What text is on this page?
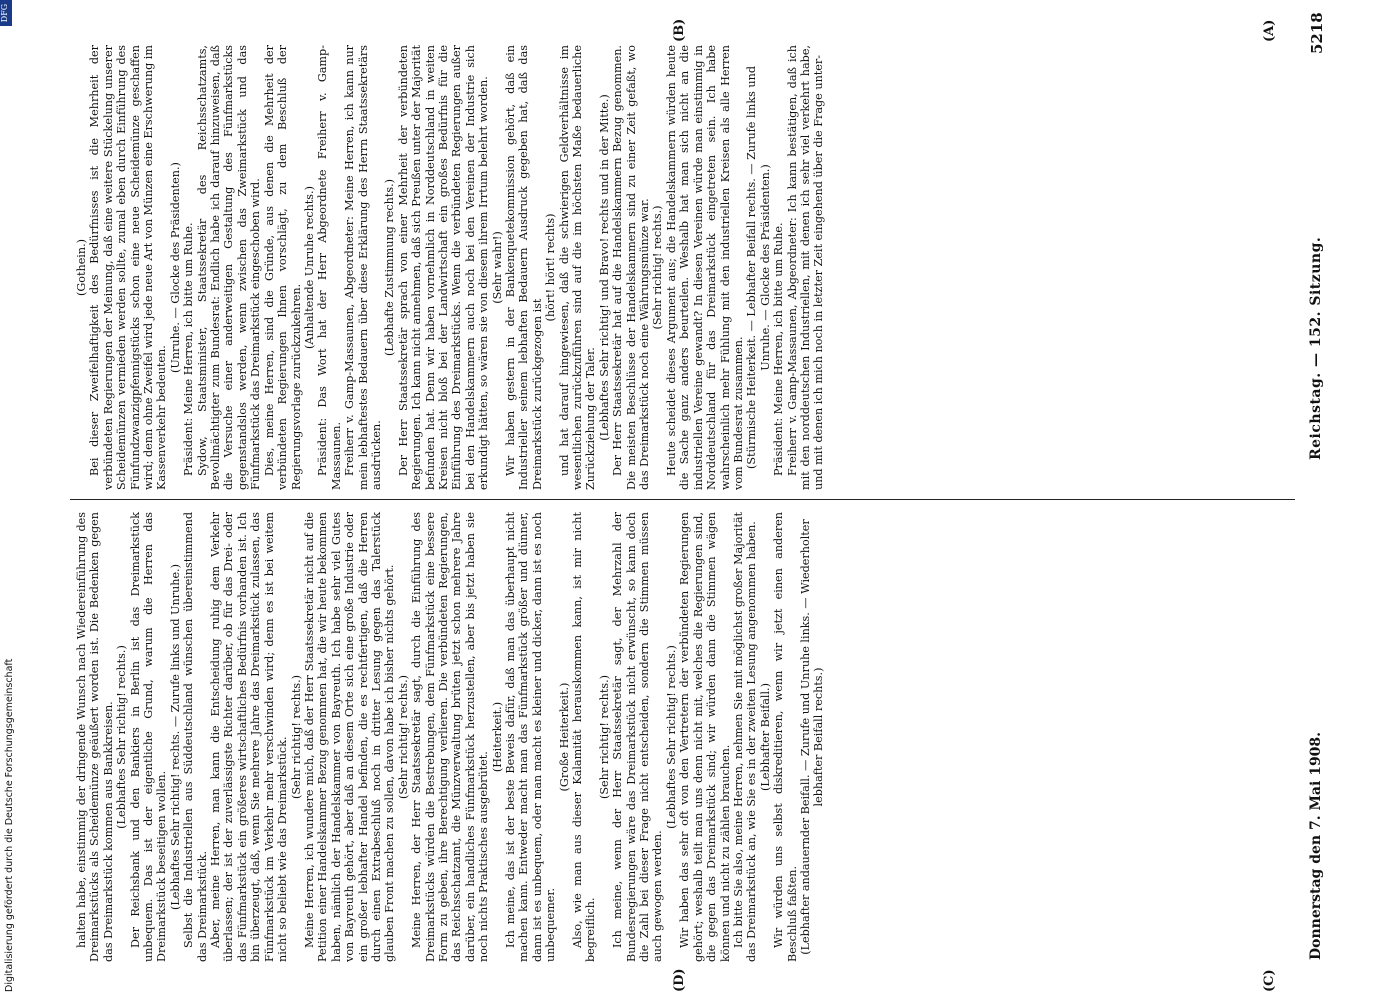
5218
Reichstag. — 152. Sitzung.
Donnerstag den 7. Mai 1908.
(A)
(B)
(C)
(D)

(Gothein.) Bei dieser Zweifelhaftigkeit des Bedürfnisses ist die Mehrheit der verbündeten Regierungen der Meinung, daß eine weitere Stückelung unserer Scheidemünzen vermieden werden sollte, zumal eben durch Einführung des Fünfundzwanzigpfennigstücks schon eine neue Scheidemünze geschaffen wird; denn ohne Zweifel wird jede neue Art von Münzen eine Erschwerung im Kassenverkehr bedeuten.

(Unruhe. — Glocke des Präsidenten.) Präsident: Meine Herren, ich bitte um Ruhe. Sydow, Staatsminister, Staatssekretär des Reichsschatzamts, Bevollmächtigter zum Bundesrat: Endlich habe ich darauf hinzuweisen, daß die Versuche einer anderweitigen Gestaltung des Fünfmarkstücks gegenstandslos werden, wenn zwischen das Zweimarkstück und das Fünfmarkstück das Dreimarkstück eingeschoben wird. Dies, meine Herren, sind die Gründe, aus denen die Mehrheit der verbündeten Regierungen Ihnen vorschlägt, zu dem Beschluß der Regierungsvorlage zurückzukehren.

(Anhaltende Unruhe rechts.) Präsident: Das Wort hat der Herr Abgeordnete Freiherr v. Gamp-Massaunen. Freiherr v. Gamp-Massaunen, Abgeordneter: Meine Herren, ich kann nur mein lebhaftestes Bedauern über diese Erklärung des Herrn Staatssekretärs ausdrücken.

(Lebhafte Zustimmung rechts.) Der Herr Staatssekretär sprach von einer Mehrheit der verbündeten Regierungen. Ich kann nicht annehmen, daß sich Preußen unter der Majorität befunden hat. Denn wir haben vornehmlich in Norddeutschland in weiten Kreisen nicht bloß bei der Landwirtschaft ein großes Bedürfnis für die Einführung des Dreimarkstücks. Wenn die verbündeten Regierungen außer bei den Handelskammern auch noch bei den Vereinen der Industrie sich erkundigt hätten, so wären sie von diesem ihrem Irrtum belehrt worden. (Sehr wahr!) Wir haben gestern in der Bankenquetekommission gehört, daß ein Industrieller seinem lebhaften Bedauern Ausdruck gegeben hat, daß das Dreimarkstück zurückgezogen ist

(hört! hört! rechts) und hat darauf hingewiesen, daß die schwierigen Geldverhältnisse im wesentlichen zurückzuführen sind auf die im höchsten Maße bedauerliche Zurückziehung der Taler. (Lebhaftes Sehr richtig! und Bravo! rechts und in der Mitte.) Der Herr Staatssekretär hat auf die Handelskammern Bezug genommen. Die meisten Beschlüsse der Handelskammern sind zu einer Zeit gefaßt, wo das Dreimarkstück noch eine Währungsmünze war. (Sehr richtig! rechts.) Heute scheidet dieses Argument aus; die Handelskammern würden heute die Sache ganz anders beurteilen. Weshalb hat man sich nicht an die industriellen Vereine gewandt? In diesen Vereinen würde man einstimmig in Norddeutschland für das Dreimarkstück eingetreten sein. Ich habe wahrscheinlich mehr Fühlung mit den industriellen Kreisen als alle Herren vom Bundesrat zusammen. (Stürmische Heiterkeit. — Lebhafter Beifall rechts. — Zurufe links und Unruhe. — Glocke des Präsidenten.) Präsident: Meine Herren, ich bitte um Ruhe. Freiherr v. Gamp-Massaunen, Abgeordneter: Ich kann bestätigen, daß ich mit den norddeutschen Industriellen, mit denen ich sehr viel verkehrt habe, und mit denen ich mich noch in letzter Zeit eingehend über die Frage unter-

halten habe, einstimmig der dringende Wunsch nach Wiedereinführung des Dreimarkstücks als Scheidemünze geäußert worden ist. Die Bedenken gegen das Dreimarkstück kommen aus Bankkreisen. (Lebhaftes Sehr richtig! rechts.) Der Reichsbank und den Bankiers in Berlin ist das Dreimarkstück unbequem. Das ist der eigentliche Grund, warum die Herren das Dreimarkstück beseitigen wollen. (Lebhaftes Sehr richtig! rechts. — Zurufe links und Unruhe.) Selbst die Industriellen aus Süddeutschland wünschen übereinstimmend das Dreimarkstück. Aber, meine Herren, man kann die Entscheidung ruhig dem Verkehr überlassen; der ist der zuverlässigste Richter darüber, ob für das Drei- oder das Fünfmarkstück ein größeres wirtschaftliches Bedürfnis vorhanden ist. Ich bin überzeugt, daß, wenn Sie mehrere Jahre das Dreimarkstück zulassen, das Fünfmarkstück im Verkehr mehr verschwinden wird; denn es ist bei weitem nicht so beliebt wie das Dreimarkstück. (Sehr richtig! rechts.) Meine Herren, ich wundere mich, daß der Herr Staatssekretär nicht auf die Petition einer Handelskammer Bezug genommen hat, die wir heute bekommen haben, nämlich der Handelskammer von Bayreuth. Ich habe sehr viel Gutes von Bayreuth gehört, aber daß an diesem Orte sich eine große Industrie oder ein großer lebhafter Handel befinden, die es rechtfertigen, daß die Herren durch einen Extrabeschluß noch in dritter Lesung gegen das Talerstück glauben Front machen zu sollen, davon habe ich bisher nichts gehört. (Sehr richtig! rechts.) Meine Herren, der Herr Staatssekretär sagt, durch die Einführung des Dreimarkstücks würden die Bestrebungen, dem Fünfmarkstück eine bessere Form zu geben, ihre Berechtigung verlieren. Die verbündeten Regierungen, das Reichsschatzamt, die Münzverwaltung brüten jetzt schon mehrere Jahre darüber, ein handliches Fünfmarkstück herzustellen, aber bis jetzt haben sie noch nichts Praktisches ausgebrütet.

(Heiterkeit.) Ich meine, das ist der beste Beweis dafür, daß man das überhaupt nicht machen kann. Entweder macht man das Fünfmarkstück größer und dünner, dann ist es unbequem, oder man macht es kleiner und dicker, dann ist es noch unbequemer.

(Große Heiterkeit.) Also, wie man aus dieser Kalamität herauskommen kann, ist mir nicht begreiflich.

(Sehr richtig! rechts.) Ich meine, wenn der Herr Staatssekretär sagt, der Mehrzahl der Bundesregierungen wäre das Dreimarkstück nicht erwünscht, so kann doch die Zahl bei dieser Frage nicht entscheiden, sondern die Stimmen müssen auch gewogen werden.

(Lebhaftes Sehr richtig! rechts.) Wir haben das sehr oft von den Vertretern der verbündeten Regierungen gehört; weshalb teilt man uns denn nicht mit, welches die Regierungen sind, die gegen das Dreimarkstück sind; wir würden dann die Stimmen wägen können und nicht zu zählen brauchen. Ich bitte Sie also, meine Herren, nehmen Sie mit möglichst großer Majorität das Dreimarkstück an, wie Sie es in der zweiten Lesung angenommen haben. (Lebhafter Beifall.) Wir würden uns selbst diskreditieren, wenn wir jetzt einen anderen Beschluß faßten. (Lebhafter andauernder Beifall. — Zurufe und Unruhe links. — Wiederholter lebhafter Beifall rechts.)

Digitalisierung gefördert durch die Deutsche Forschungsgemeinschaft
DFG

• WHAT YOU SHOULD DO: If a line of the material contains the string "Bedauern", count it; give only the total.

• ANSWER TO THIS EXERCISE: 2